(Items listed in a dataset)

——

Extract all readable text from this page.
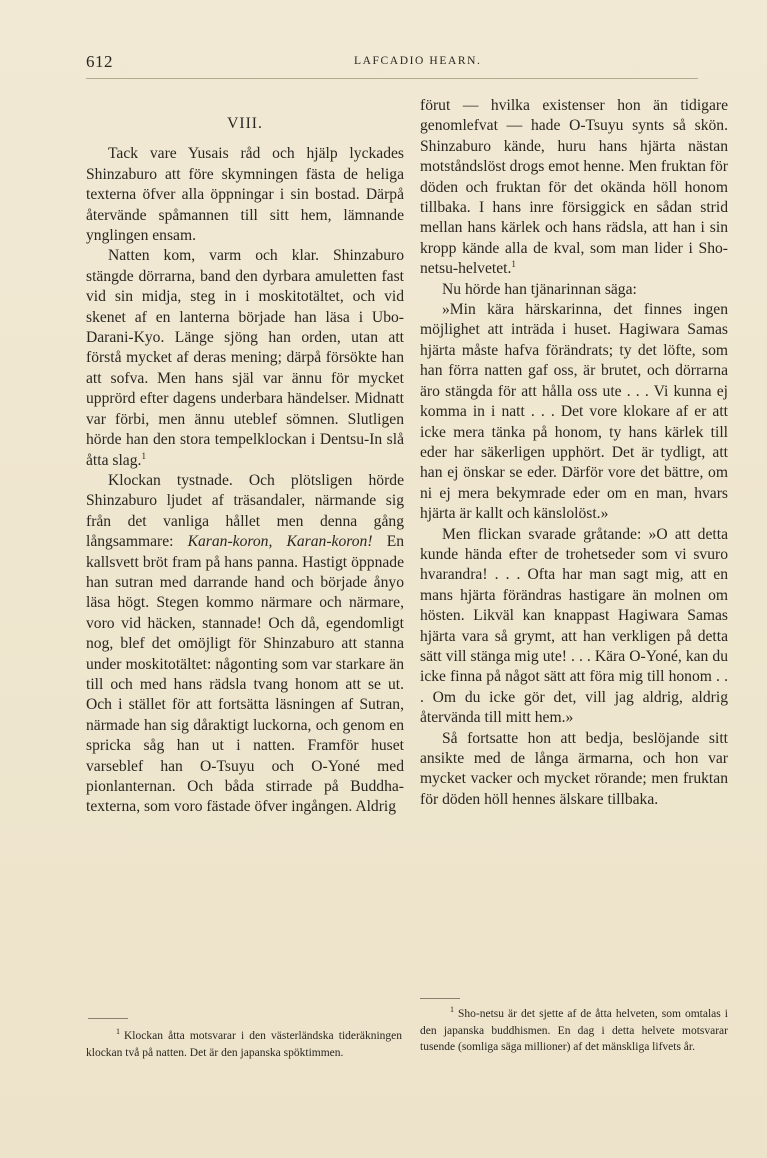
612	LAFCADIO HEARN.
VIII.

Tack vare Yusais råd och hjälp lyckades Shinzaburo att före skymningen fästa de heliga texterna öfver alla öppningar i sin bostad. Därpå återvände spåmannen till sitt hem, lämnande ynglingen ensam.

Natten kom, varm och klar. Shinzaburo stängde dörrarna, band den dyrbara amuletten fast vid sin midja, steg in i moskitotältet, och vid skenet af en lanterna började han läsa i Ubo-Darani-Kyo. Länge sjöng han orden, utan att förstå mycket af deras mening; därpå försökte han att sofva. Men hans själ var ännu för mycket upprörd efter dagens underbara händelser. Midnatt var förbi, men ännu uteblef sömnen. Slutligen hörde han den stora tempelklockan i Dentsu-In slå åtta slag.$^1$

Klockan tystnade. Och plötsligen hörde Shinzaburo ljudet af träsandaler, närmande sig från det vanliga hållet men denna gång långsammare: Karan-koron, Karan-koron! En kallsvett bröt fram på hans panna. Hastigt öppnade han sutran med darrande hand och började ånyo läsa högt. Stegen kommo närmare och närmare, voro vid häcken, stannade! Och då, egendomligt nog, blef det omöjligt för Shinzaburo att stanna under moskitotältet: någonting som var starkare än till och med hans rädsla tvang honom att se ut. Och i stället för att fortsätta läsningen af Sutran, närmade han sig dåraktigt luckorna, och genom en spricka såg han ut i natten. Framför huset varseblef han O-Tsuyu och O-Yoné med pionlanternan. Och båda stirrade på Buddha-texterna, som voro fästade öfver ingången. Aldrig

$^1$ Klockan åtta motsvarar i den västerländska tideräkningen klockan två på natten. Det är den japanska spöktimmen.

förut — hvilka existenser hon än tidigare genomlefvat — hade O-Tsuyu synts så skön. Shinzaburo kände, huru hans hjärta nästan motståndslöst drogs emot henne. Men fruktan för döden och fruktan för det okända höll honom tillbaka. I hans inre försiggick en sådan strid mellan hans kärlek och hans rädsla, att han i sin kropp kände alla de kval, som man lider i Sho-netsu-helvetet.$^1$

Nu hörde han tjänarinnan säga:

»Min kära härskarinna, det finnes ingen möjlighet att inträda i huset. Hagiwara Samas hjärta måste hafva förändrats; ty det löfte, som han förra natten gaf oss, är brutet, och dörrarna äro stängda för att hålla oss ute . . . Vi kunna ej komma in i natt . . . Det vore klokare af er att icke mera tänka på honom, ty hans kärlek till eder har säkerligen upphört. Det är tydligt, att han ej önskar se eder. Därför vore det bättre, om ni ej mera bekymrade eder om en man, hvars hjärta är kallt och känslolöst.»

Men flickan svarade gråtande: »O att detta kunde hända efter de trohetseder som vi svuro hvarandra! . . . Ofta har man sagt mig, att en mans hjärta förändras hastigare än molnen om hösten. Likväl kan knappast Hagiwara Samas hjärta vara så grymt, att han verkligen på detta sätt vill stänga mig ute! . . . Kära O-Yoné, kan du icke finna på något sätt att föra mig till honom . . . Om du icke gör det, vill jag aldrig, aldrig återvända till mitt hem.»

Så fortsatte hon att bedja, beslöjande sitt ansikte med de långa ärmarna, och hon var mycket vacker och mycket rörande; men fruktan för döden höll hennes älskare tillbaka.

$^1$ Sho-netsu är det sjette af de åtta helveten, som omtalas i den japanska buddhismen. En dag i detta helvete motsvarar tusende (somliga säga millioner) af det mänskliga lifvets år.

——

Task requirements >>
Tally the lines above in which the string "japanska" occurs, and give the total with nothing added.

Solved exercise >>
2